▶ Short problem: Restate every entry word for word.
..........
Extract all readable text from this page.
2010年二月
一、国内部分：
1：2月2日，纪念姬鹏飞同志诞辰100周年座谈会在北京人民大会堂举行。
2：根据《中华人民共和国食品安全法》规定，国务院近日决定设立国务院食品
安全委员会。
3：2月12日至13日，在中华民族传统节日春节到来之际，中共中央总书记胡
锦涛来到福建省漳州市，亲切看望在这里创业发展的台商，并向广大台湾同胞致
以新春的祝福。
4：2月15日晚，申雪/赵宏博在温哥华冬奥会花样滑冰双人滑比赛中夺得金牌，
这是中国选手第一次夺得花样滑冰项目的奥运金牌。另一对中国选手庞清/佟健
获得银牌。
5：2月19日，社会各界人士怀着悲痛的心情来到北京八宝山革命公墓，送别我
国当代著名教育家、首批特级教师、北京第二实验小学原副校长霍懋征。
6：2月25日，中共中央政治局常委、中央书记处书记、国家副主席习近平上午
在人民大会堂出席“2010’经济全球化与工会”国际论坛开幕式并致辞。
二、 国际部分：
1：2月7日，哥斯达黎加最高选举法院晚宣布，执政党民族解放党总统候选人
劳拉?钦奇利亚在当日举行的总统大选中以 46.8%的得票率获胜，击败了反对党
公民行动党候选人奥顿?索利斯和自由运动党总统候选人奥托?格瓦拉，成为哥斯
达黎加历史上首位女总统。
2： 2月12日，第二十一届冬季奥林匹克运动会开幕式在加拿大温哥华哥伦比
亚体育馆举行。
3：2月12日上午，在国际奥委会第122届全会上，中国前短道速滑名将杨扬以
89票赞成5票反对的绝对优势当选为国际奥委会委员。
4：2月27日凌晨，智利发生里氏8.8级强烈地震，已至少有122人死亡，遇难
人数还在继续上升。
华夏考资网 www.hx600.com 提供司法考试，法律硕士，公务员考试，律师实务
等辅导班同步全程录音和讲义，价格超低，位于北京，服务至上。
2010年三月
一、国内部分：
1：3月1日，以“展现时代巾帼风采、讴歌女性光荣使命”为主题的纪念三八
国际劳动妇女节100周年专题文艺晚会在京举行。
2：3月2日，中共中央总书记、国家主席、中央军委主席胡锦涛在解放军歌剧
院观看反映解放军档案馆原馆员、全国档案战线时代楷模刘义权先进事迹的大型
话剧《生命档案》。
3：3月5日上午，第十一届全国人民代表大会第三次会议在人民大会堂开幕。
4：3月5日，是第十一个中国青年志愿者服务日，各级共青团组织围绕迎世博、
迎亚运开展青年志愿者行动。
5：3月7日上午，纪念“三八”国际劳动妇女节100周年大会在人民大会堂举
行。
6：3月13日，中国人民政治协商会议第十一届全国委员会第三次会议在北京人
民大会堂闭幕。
..........
▶ Task result:
Extract all readable text from this page.
2010年二月
一、国内部分：
1：2月2日，纪念姬鹏飞同志诞辰100周年座谈会在北京人民大会堂举行。
2：根据《中华人民共和国食品安全法》规定，国务院近日决定设立国务院食品
安全委员会。
3：2月12日至13日，在中华民族传统节日春节到来之际，中共中央总书记胡
锦涛来到福建省漳州市，亲切看望在这里创业发展的台商，并向广大台湾同胞致
以新春的祝福。
4：2月15日晚，申雪/赵宏博在温哥华冬奥会花样滑冰双人滑比赛中夺得金牌，
这是中国选手第一次夺得花样滑冰项目的奥运金牌。另一对中国选手庞清/佟健
获得银牌。
5：2月19日，社会各界人士怀着悲痛的心情来到北京八宝山革命公墓，送别我
国当代著名教育家、首批特级教师、北京第二实验小学原副校长霍懋征。
6：2月25日，中共中央政治局常委、中央书记处书记、国家副主席习近平上午
在人民大会堂出席“2010’经济全球化与工会”国际论坛开幕式并致辞。
二、 国际部分：
1：2月7日，哥斯达黎加最高选举法院晚宣布，执政党民族解放党总统候选人
劳拉?钦奇利亚在当日举行的总统大选中以 46.8%的得票率获胜，击败了反对党
公民行动党候选人奥顿?索利斯和自由运动党总统候选人奥托?格瓦拉，成为哥斯
达黎加历史上首位女总统。
2： 2月12日，第二十一届冬季奥林匹克运动会开幕式在加拿大温哥华哥伦比
亚体育馆举行。
3：2月12日上午，在国际奥委会第122届全会上，中国前短道速滑名将杨扬以
89票赞成5票反对的绝对优势当选为国际奥委会委员。
4：2月27日凌晨，智利发生里氏8.8级强烈地震，已至少有122人死亡，遇难
人数还在继续上升。
华夏考资网 www.hx600.com 提供司法考试，法律硕士，公务员考试，律师实务
等辅导班同步全程录音和讲义，价格超低，位于北京，服务至上。
2010年三月
一、国内部分：
1：3月1日，以“展现时代巾帼风采、讴歌女性光荣使命”为主题的纪念三八
国际劳动妇女节100周年专题文艺晚会在京举行。
2：3月2日，中共中央总书记、国家主席、中央军委主席胡锦涛在解放军歌剧
院观看反映解放军档案馆原馆员、全国档案战线时代楷模刘义权先进事迹的大型
话剧《生命档案》。
3：3月5日上午，第十一届全国人民代表大会第三次会议在人民大会堂开幕。
4：3月5日，是第十一个中国青年志愿者服务日，各级共青团组织围绕迎世博、
迎亚运开展青年志愿者行动。
5：3月7日上午，纪念“三八”国际劳动妇女节100周年大会在人民大会堂举
行。
6：3月13日，中国人民政治协商会议第十一届全国委员会第三次会议在北京人
民大会堂闭幕。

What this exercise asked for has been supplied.